-- What you should do --
Locate and copy all lines bearing the word "site".
-- Start of Input data --
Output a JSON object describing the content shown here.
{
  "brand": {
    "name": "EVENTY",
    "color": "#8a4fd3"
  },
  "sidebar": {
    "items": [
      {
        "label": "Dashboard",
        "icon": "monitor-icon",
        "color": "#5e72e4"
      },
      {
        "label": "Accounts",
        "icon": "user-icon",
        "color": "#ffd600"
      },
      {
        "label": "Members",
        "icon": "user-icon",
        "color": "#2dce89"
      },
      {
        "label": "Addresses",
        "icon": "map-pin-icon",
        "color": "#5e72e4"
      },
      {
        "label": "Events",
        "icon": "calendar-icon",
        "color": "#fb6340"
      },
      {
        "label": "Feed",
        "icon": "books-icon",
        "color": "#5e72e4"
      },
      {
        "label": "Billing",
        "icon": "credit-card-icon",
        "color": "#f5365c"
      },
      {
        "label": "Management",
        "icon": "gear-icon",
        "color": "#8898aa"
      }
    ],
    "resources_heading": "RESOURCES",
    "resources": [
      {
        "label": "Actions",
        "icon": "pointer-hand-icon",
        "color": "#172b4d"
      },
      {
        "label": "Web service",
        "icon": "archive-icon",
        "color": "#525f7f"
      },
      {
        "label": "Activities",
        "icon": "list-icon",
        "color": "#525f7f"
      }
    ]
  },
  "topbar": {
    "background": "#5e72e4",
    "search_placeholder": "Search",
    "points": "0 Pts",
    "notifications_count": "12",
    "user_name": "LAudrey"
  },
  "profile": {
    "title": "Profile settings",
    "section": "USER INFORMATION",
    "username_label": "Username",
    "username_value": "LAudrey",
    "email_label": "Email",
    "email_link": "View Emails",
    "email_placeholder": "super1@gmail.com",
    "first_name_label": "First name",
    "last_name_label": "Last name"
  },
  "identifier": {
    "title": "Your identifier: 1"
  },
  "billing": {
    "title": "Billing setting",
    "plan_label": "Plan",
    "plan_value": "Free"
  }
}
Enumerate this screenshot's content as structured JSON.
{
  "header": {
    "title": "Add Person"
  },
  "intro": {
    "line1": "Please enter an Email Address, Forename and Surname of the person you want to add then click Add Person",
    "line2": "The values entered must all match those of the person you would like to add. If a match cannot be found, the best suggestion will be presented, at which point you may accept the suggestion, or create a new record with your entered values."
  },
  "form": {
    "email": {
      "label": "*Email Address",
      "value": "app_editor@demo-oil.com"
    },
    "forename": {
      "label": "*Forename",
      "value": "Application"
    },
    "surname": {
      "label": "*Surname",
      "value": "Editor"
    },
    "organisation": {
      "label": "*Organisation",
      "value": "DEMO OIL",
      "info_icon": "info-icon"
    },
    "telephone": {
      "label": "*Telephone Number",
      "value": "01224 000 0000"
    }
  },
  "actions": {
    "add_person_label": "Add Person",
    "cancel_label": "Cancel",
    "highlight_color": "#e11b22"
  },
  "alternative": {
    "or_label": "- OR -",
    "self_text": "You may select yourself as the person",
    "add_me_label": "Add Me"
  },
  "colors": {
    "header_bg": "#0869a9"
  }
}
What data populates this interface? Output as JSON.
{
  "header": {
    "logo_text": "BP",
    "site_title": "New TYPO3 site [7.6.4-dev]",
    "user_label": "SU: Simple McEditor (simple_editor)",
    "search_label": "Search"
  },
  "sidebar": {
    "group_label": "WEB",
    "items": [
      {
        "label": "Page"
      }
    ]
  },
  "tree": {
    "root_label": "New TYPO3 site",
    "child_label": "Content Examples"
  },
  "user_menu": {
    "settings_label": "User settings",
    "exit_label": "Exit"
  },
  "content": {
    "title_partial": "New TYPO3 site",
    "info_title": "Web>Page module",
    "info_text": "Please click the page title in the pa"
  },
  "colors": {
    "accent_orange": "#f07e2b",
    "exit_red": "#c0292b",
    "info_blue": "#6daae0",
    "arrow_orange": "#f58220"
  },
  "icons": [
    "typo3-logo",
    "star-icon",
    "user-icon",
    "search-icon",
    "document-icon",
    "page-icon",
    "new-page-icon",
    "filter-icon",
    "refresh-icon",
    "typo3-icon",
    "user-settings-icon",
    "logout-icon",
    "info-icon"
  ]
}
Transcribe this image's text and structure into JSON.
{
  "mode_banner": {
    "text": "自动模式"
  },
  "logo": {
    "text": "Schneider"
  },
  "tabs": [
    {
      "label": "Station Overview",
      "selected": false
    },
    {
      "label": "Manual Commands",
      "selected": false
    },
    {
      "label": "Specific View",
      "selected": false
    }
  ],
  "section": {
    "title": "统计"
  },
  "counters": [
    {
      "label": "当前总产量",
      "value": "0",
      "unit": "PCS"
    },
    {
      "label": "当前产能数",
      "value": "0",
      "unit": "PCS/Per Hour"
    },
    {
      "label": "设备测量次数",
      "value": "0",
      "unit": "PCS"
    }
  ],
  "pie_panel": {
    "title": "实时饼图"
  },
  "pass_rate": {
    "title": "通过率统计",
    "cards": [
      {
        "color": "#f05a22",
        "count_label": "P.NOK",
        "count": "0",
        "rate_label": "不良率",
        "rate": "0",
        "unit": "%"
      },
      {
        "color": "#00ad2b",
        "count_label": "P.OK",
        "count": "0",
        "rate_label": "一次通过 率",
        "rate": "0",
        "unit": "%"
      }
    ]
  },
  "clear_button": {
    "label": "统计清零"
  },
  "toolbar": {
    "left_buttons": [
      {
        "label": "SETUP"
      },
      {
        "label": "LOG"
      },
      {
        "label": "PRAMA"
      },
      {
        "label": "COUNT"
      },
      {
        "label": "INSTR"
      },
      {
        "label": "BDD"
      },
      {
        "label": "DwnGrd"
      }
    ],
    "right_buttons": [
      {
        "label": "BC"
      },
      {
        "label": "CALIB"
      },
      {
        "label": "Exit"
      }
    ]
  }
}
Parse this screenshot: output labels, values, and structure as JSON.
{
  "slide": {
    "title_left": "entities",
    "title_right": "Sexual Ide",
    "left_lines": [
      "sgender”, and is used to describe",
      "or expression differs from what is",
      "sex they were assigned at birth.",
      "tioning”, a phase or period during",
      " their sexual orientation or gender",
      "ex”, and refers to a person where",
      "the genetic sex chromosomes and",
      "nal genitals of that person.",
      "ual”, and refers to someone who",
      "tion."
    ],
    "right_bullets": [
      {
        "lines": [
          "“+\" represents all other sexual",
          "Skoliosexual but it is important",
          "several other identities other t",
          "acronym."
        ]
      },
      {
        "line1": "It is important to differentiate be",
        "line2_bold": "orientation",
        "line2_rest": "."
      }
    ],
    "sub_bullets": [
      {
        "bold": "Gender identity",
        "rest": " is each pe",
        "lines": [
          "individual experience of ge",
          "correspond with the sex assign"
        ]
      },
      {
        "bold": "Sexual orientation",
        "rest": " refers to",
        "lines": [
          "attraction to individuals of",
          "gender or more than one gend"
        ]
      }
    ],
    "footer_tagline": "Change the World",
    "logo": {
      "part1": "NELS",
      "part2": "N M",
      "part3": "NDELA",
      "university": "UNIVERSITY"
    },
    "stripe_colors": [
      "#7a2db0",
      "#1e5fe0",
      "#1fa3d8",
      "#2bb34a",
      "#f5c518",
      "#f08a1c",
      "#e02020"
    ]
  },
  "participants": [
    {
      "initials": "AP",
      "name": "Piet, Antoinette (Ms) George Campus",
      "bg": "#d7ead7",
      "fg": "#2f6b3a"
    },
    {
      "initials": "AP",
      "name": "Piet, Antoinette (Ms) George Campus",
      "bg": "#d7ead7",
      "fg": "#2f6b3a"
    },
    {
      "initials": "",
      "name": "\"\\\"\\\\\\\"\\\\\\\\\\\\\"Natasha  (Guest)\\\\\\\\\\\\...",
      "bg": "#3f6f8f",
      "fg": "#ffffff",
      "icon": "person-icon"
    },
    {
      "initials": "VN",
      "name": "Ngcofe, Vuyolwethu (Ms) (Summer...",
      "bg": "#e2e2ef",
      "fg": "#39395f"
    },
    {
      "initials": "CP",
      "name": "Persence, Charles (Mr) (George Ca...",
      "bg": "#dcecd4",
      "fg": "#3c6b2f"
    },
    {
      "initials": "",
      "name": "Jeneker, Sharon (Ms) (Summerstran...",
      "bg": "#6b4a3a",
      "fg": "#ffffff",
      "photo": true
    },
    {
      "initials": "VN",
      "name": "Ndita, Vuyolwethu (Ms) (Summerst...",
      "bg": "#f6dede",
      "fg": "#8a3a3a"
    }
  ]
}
-- End of Input data --
-- Finished answer --
    "site_title": "New TYPO3 site [7.6.4-dev]",
    "root_label": "New TYPO3 site",
    "title_partial": "New TYPO3 site",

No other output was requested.